## Instructions for the task
One number is the expected answer: the count of lines in the material below containing the word "Daily".
(Beginning of Supplied records)
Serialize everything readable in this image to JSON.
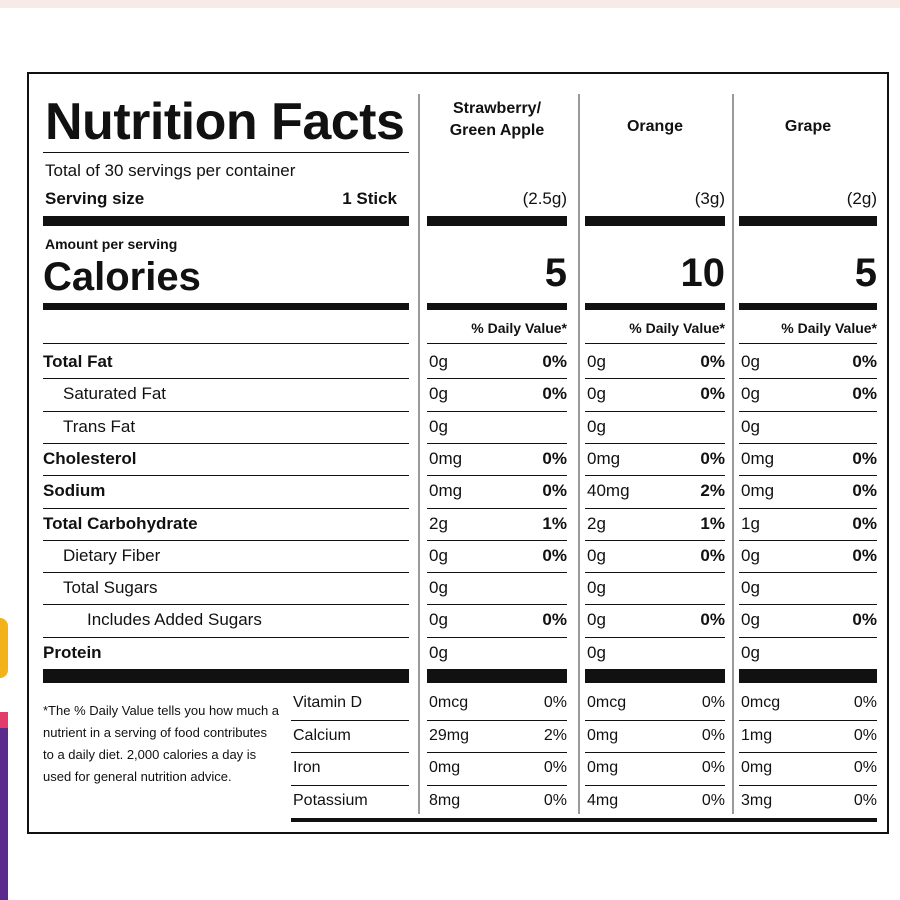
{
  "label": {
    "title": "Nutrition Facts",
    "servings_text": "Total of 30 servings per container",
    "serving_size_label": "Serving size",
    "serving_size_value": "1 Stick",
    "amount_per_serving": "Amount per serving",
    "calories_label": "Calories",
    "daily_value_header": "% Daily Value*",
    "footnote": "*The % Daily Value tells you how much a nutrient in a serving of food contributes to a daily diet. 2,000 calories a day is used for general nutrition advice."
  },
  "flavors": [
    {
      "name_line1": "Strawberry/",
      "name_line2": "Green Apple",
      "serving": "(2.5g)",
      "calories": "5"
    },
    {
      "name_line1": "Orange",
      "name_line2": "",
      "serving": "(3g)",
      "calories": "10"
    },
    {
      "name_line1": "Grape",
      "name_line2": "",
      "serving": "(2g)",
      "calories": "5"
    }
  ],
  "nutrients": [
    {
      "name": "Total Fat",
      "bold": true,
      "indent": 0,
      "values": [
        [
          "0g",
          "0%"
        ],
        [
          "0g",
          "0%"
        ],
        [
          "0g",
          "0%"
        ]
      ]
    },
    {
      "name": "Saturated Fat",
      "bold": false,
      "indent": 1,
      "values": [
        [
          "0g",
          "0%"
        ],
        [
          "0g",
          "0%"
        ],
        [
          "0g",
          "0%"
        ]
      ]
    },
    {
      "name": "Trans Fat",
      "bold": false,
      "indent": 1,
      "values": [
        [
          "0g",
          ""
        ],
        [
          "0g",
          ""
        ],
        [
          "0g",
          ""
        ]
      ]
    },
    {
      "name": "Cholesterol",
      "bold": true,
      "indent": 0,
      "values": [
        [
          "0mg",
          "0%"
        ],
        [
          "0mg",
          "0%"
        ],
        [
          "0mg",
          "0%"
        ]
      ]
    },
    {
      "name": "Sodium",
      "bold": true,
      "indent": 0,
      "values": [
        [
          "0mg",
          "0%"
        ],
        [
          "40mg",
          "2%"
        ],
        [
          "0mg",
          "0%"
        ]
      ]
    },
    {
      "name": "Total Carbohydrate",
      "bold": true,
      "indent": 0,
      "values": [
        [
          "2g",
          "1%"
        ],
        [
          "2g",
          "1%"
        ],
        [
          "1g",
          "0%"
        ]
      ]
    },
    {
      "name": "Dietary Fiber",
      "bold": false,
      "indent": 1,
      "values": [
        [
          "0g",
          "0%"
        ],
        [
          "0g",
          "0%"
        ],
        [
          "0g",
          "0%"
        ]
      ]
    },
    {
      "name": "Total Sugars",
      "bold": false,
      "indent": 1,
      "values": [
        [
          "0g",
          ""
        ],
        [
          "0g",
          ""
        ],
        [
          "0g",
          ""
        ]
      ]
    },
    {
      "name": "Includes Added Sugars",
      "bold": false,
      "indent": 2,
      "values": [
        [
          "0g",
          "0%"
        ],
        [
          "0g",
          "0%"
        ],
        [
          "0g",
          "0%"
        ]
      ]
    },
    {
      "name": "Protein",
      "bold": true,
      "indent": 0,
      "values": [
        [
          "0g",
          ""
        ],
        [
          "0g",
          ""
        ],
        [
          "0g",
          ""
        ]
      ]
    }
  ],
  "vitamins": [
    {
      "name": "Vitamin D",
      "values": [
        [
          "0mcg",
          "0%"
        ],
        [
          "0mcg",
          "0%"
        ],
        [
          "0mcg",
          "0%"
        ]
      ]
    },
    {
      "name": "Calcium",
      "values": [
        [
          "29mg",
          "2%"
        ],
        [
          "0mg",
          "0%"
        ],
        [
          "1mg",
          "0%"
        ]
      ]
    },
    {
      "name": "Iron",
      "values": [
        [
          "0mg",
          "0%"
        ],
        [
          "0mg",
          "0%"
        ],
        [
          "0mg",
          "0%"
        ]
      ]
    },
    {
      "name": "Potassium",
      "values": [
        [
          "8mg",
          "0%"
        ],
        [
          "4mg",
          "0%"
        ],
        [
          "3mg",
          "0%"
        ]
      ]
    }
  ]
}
(End of Supplied records)
## Final answer
2